-- START --

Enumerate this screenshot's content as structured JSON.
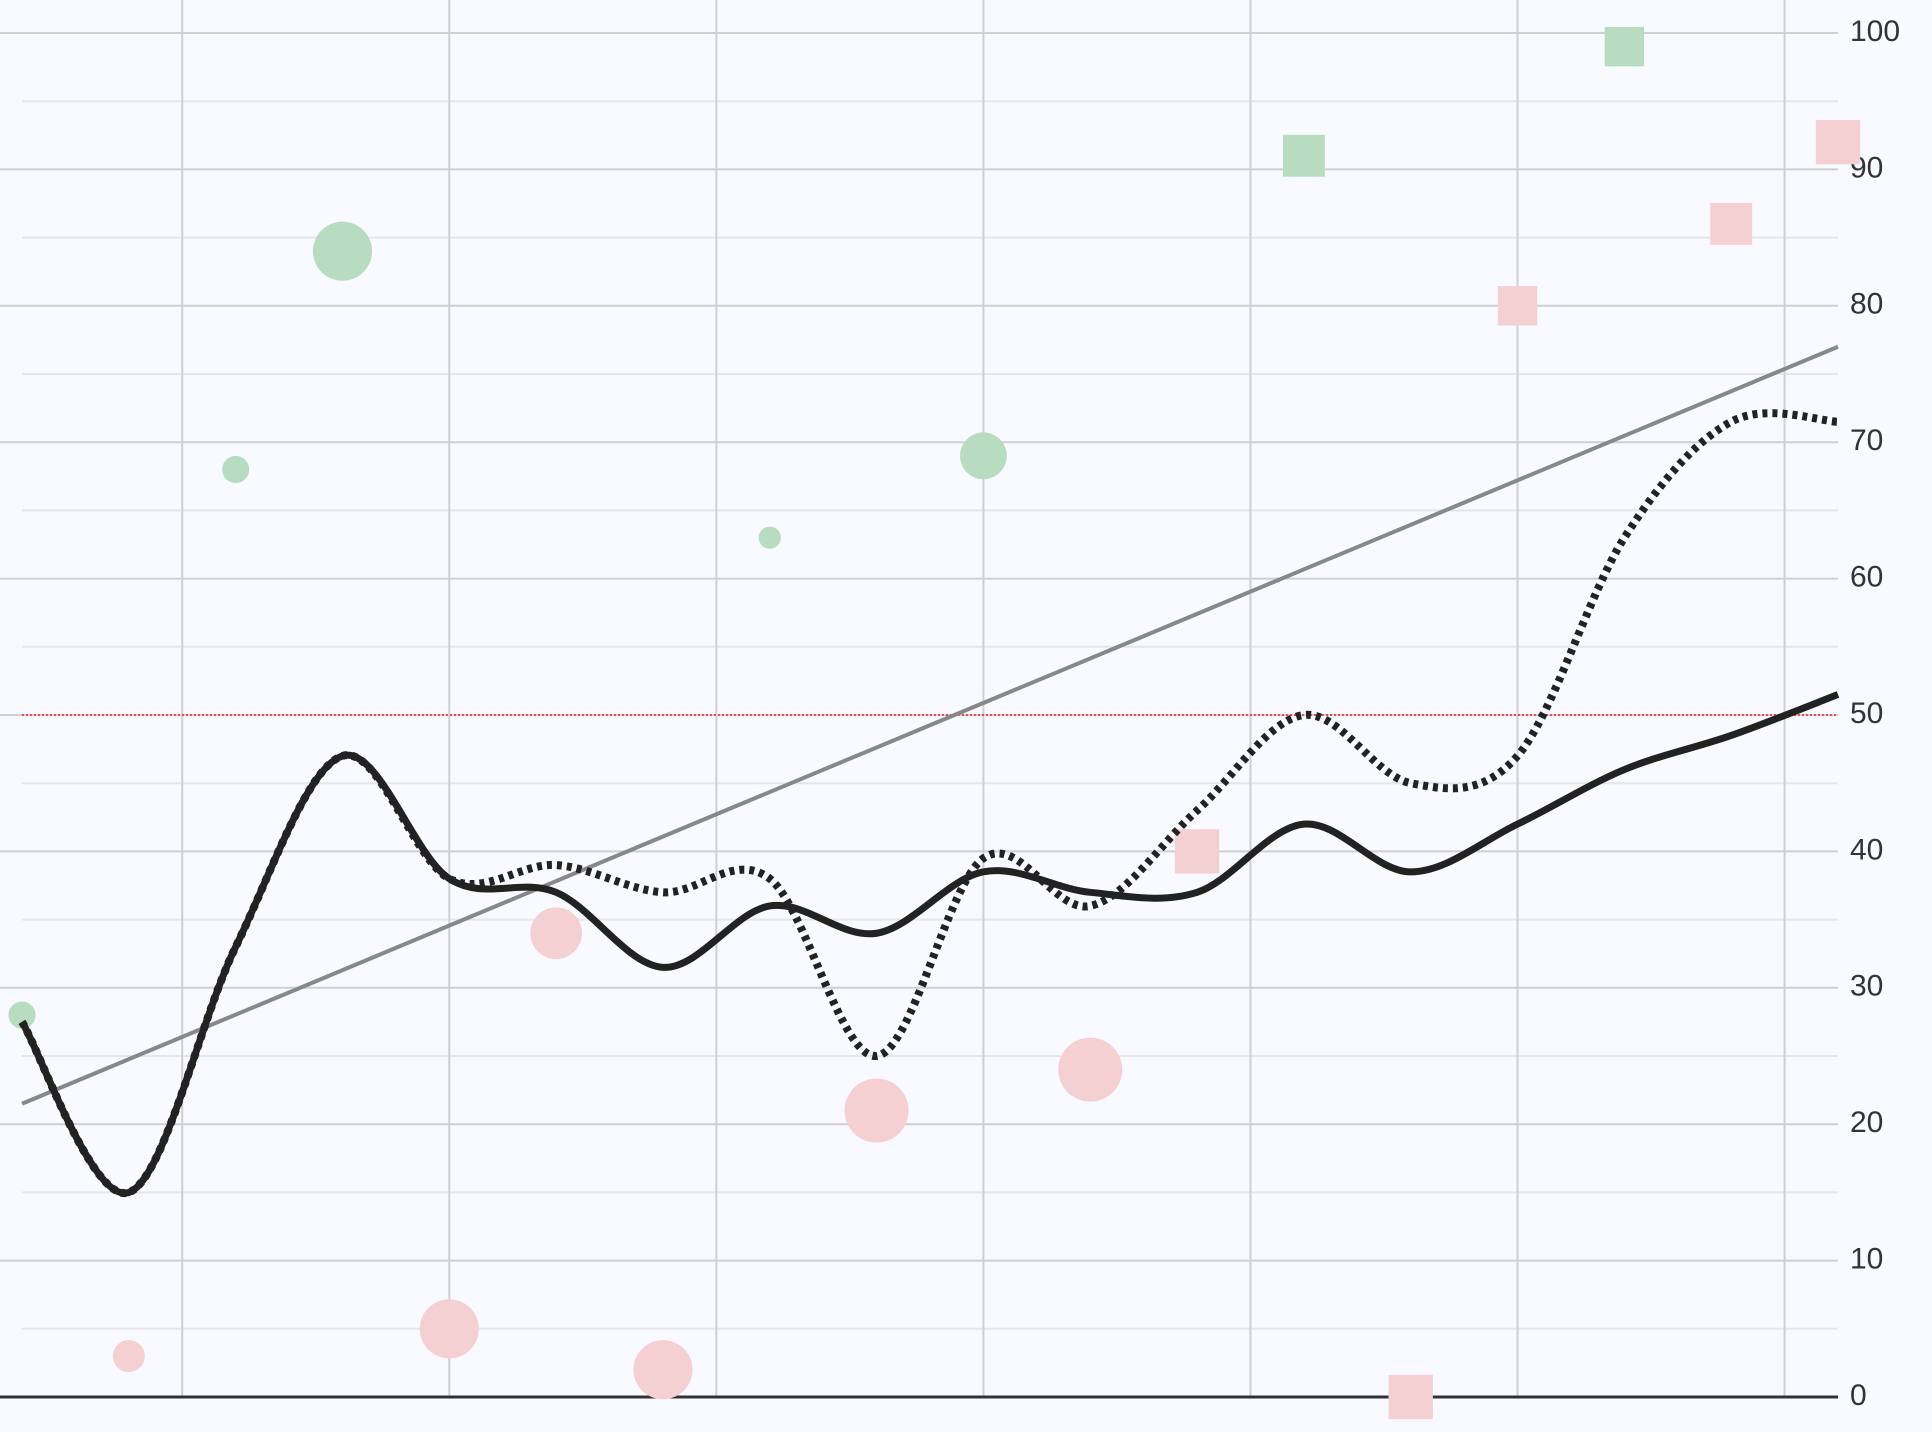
{
  "chart_data": {
    "type": "scatter",
    "x": [
      0,
      1,
      2,
      3,
      4,
      5,
      6,
      7,
      8,
      9,
      10,
      11,
      12,
      13,
      14,
      15,
      16,
      17
    ],
    "xlim": [
      0,
      17
    ],
    "xticks": [
      1.5,
      4,
      6.5,
      9,
      11.5,
      14,
      16.5
    ],
    "ylim": [
      0,
      100
    ],
    "yticks": [
      0,
      10,
      20,
      30,
      40,
      50,
      60,
      70,
      80,
      90,
      100
    ],
    "yminorticks": [
      5,
      15,
      25,
      35,
      45,
      55,
      65,
      75,
      85,
      95
    ],
    "grid": true,
    "y_axis_side": "right",
    "points": {
      "values": [
        28,
        3,
        68,
        84,
        5,
        34,
        2,
        63,
        21,
        69,
        24,
        40,
        91,
        0,
        80,
        99,
        86,
        92
      ],
      "sizes": [
        11,
        13,
        11,
        24,
        24,
        21,
        24,
        9,
        26,
        19,
        26,
        18,
        17,
        18,
        16,
        16,
        17,
        18
      ],
      "colors": [
        "#b8dcc0",
        "#f5d0d3",
        "#b8dcc0",
        "#b8dcc0",
        "#f5d0d3",
        "#f5d0d3",
        "#f5d0d3",
        "#b8dcc0",
        "#f5d0d3",
        "#b8dcc0",
        "#f5d0d3",
        "#f5d0d3",
        "#b8dcc0",
        "#f5d0d3",
        "#f5d0d3",
        "#b8dcc0",
        "#f5d0d3",
        "#f5d0d3"
      ],
      "shapes": [
        "circle",
        "circle",
        "circle",
        "circle",
        "circle",
        "circle",
        "circle",
        "circle",
        "circle",
        "circle",
        "circle",
        "square",
        "square",
        "square",
        "square",
        "square",
        "square",
        "square"
      ]
    },
    "lines": [
      {
        "color": "#222222",
        "style": "dotted",
        "values": [
          27.5,
          15,
          33,
          47,
          38,
          39,
          37,
          38,
          25,
          39.5,
          36,
          43,
          50,
          45,
          47,
          63,
          71.5,
          71.5
        ]
      },
      {
        "color": "#222222",
        "style": "solid",
        "values": [
          27.5,
          15,
          33,
          47,
          38,
          37,
          31.5,
          36,
          34,
          38.5,
          37,
          37,
          42,
          38.5,
          42,
          46,
          48.5,
          51.5
        ]
      }
    ],
    "trend": {
      "color": "#888888",
      "x": [
        0,
        17
      ],
      "values": [
        21.5,
        77
      ]
    },
    "reference": {
      "value": 50,
      "color": "#e05050"
    }
  }
}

-- END --

(WRITTEN INSTRUCTION)
Quote the data above in full and without alteration; skip the pictures.

(FULL RESPONSE)
Enumerate this screenshot's content as structured JSON.
{
  "chart_data": {
    "type": "scatter",
    "x": [
      0,
      1,
      2,
      3,
      4,
      5,
      6,
      7,
      8,
      9,
      10,
      11,
      12,
      13,
      14,
      15,
      16,
      17
    ],
    "xlim": [
      0,
      17
    ],
    "xticks": [
      1.5,
      4,
      6.5,
      9,
      11.5,
      14,
      16.5
    ],
    "ylim": [
      0,
      100
    ],
    "yticks": [
      0,
      10,
      20,
      30,
      40,
      50,
      60,
      70,
      80,
      90,
      100
    ],
    "yminorticks": [
      5,
      15,
      25,
      35,
      45,
      55,
      65,
      75,
      85,
      95
    ],
    "grid": true,
    "y_axis_side": "right",
    "points": {
      "values": [
        28,
        3,
        68,
        84,
        5,
        34,
        2,
        63,
        21,
        69,
        24,
        40,
        91,
        0,
        80,
        99,
        86,
        92
      ],
      "sizes": [
        11,
        13,
        11,
        24,
        24,
        21,
        24,
        9,
        26,
        19,
        26,
        18,
        17,
        18,
        16,
        16,
        17,
        18
      ],
      "colors": [
        "#b8dcc0",
        "#f5d0d3",
        "#b8dcc0",
        "#b8dcc0",
        "#f5d0d3",
        "#f5d0d3",
        "#f5d0d3",
        "#b8dcc0",
        "#f5d0d3",
        "#b8dcc0",
        "#f5d0d3",
        "#f5d0d3",
        "#b8dcc0",
        "#f5d0d3",
        "#f5d0d3",
        "#b8dcc0",
        "#f5d0d3",
        "#f5d0d3"
      ],
      "shapes": [
        "circle",
        "circle",
        "circle",
        "circle",
        "circle",
        "circle",
        "circle",
        "circle",
        "circle",
        "circle",
        "circle",
        "square",
        "square",
        "square",
        "square",
        "square",
        "square",
        "square"
      ]
    },
    "lines": [
      {
        "color": "#222222",
        "style": "dotted",
        "values": [
          27.5,
          15,
          33,
          47,
          38,
          39,
          37,
          38,
          25,
          39.5,
          36,
          43,
          50,
          45,
          47,
          63,
          71.5,
          71.5
        ]
      },
      {
        "color": "#222222",
        "style": "solid",
        "values": [
          27.5,
          15,
          33,
          47,
          38,
          37,
          31.5,
          36,
          34,
          38.5,
          37,
          37,
          42,
          38.5,
          42,
          46,
          48.5,
          51.5
        ]
      }
    ],
    "trend": {
      "color": "#888888",
      "x": [
        0,
        17
      ],
      "values": [
        21.5,
        77
      ]
    },
    "reference": {
      "value": 50,
      "color": "#e05050"
    }
  }
}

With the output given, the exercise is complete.